▶ EXERCISE OBJECTIVE: Where the word "JSON" occurs in a line, return that line.

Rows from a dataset
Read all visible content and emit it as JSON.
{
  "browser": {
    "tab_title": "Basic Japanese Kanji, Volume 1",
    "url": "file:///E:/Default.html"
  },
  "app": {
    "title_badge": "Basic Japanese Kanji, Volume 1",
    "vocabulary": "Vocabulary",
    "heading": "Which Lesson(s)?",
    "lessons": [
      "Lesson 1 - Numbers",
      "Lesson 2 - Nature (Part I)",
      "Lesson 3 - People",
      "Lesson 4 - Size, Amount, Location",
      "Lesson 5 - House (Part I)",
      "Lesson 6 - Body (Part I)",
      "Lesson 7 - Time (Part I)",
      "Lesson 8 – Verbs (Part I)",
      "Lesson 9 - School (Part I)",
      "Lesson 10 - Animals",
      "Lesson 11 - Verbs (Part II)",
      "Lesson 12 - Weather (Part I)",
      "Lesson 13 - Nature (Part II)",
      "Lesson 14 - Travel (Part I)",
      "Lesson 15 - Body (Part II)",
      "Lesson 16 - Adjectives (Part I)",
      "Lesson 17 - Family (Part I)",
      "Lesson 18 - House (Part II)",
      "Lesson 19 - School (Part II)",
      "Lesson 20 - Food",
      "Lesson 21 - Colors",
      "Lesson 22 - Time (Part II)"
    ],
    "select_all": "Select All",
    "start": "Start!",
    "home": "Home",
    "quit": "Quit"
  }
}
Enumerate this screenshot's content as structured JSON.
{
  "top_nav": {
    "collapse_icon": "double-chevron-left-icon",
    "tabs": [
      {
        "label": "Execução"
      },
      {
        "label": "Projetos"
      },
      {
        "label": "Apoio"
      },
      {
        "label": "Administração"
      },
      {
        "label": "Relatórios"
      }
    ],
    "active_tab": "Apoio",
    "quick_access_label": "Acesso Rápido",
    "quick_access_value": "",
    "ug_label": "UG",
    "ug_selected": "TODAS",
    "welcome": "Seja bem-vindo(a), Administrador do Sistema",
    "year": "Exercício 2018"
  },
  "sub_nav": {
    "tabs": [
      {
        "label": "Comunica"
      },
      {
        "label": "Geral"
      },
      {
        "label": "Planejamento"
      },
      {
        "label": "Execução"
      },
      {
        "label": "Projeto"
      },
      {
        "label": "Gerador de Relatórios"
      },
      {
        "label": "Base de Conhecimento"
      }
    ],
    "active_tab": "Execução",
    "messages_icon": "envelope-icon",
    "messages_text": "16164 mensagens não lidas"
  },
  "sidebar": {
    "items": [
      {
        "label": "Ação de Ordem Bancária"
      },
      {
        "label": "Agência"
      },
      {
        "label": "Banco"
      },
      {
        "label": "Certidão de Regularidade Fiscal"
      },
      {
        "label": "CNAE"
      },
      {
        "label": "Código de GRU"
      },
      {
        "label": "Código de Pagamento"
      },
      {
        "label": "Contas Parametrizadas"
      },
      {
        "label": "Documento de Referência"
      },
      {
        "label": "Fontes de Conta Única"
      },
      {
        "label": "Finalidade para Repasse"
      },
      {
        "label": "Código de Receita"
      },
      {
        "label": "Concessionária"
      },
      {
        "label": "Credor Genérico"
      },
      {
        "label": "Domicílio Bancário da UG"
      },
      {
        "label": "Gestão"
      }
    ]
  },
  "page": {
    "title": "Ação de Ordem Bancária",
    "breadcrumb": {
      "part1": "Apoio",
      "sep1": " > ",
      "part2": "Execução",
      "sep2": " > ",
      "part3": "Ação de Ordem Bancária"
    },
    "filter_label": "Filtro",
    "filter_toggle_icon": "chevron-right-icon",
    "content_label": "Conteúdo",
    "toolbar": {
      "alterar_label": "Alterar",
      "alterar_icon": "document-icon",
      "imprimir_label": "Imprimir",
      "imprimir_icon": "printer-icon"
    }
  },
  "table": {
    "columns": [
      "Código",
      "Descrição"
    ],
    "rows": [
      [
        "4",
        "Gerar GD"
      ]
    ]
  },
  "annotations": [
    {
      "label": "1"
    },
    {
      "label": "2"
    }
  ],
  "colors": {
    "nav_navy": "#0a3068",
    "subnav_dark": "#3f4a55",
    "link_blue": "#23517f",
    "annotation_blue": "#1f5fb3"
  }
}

▶ SOLUTION TO THE EXERCISE:
Read all visible content and emit it as JSON.
Enumerate this screenshot's content as structured JSON.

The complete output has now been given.